* _To do_
Every line of the records below should be restated exactly.

============================================================

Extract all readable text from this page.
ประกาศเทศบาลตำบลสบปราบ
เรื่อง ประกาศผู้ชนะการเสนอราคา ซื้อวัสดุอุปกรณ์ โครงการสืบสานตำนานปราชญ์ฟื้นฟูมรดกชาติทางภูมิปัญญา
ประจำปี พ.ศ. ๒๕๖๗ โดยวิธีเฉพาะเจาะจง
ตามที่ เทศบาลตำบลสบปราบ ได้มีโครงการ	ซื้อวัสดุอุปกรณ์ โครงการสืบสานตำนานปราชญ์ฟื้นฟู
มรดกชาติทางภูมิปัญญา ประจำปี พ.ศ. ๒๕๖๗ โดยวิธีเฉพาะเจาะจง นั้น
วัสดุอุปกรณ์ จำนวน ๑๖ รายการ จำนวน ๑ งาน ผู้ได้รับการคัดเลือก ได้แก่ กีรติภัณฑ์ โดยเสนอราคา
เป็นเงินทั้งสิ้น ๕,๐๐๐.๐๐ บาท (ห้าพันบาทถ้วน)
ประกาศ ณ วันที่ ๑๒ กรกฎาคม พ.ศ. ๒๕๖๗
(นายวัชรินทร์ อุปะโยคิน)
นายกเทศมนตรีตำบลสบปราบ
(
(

============================================================

* _Exercise response_
Extract all readable text from this page.
ประกาศเทศบาลตำบลสบปราบ
เรื่อง ประกาศผู้ชนะการเสนอราคา ซื้อวัสดุอุปกรณ์ โครงการสืบสานตำนานปราชญ์ฟื้นฟูมรดกชาติทางภูมิปัญญา
ประจำปี พ.ศ. ๒๕๖๗ โดยวิธีเฉพาะเจาะจง
ตามที่ เทศบาลตำบลสบปราบ ได้มีโครงการ	ซื้อวัสดุอุปกรณ์ โครงการสืบสานตำนานปราชญ์ฟื้นฟู
มรดกชาติทางภูมิปัญญา ประจำปี พ.ศ. ๒๕๖๗ โดยวิธีเฉพาะเจาะจง นั้น
วัสดุอุปกรณ์ จำนวน ๑๖ รายการ จำนวน ๑ งาน ผู้ได้รับการคัดเลือก ได้แก่ กีรติภัณฑ์ โดยเสนอราคา
เป็นเงินทั้งสิ้น ๕,๐๐๐.๐๐ บาท (ห้าพันบาทถ้วน)
ประกาศ ณ วันที่ ๑๒ กรกฎาคม พ.ศ. ๒๕๖๗
(นายวัชรินทร์ อุปะโยคิน)
นายกเทศมนตรีตำบลสบปราบ
(
(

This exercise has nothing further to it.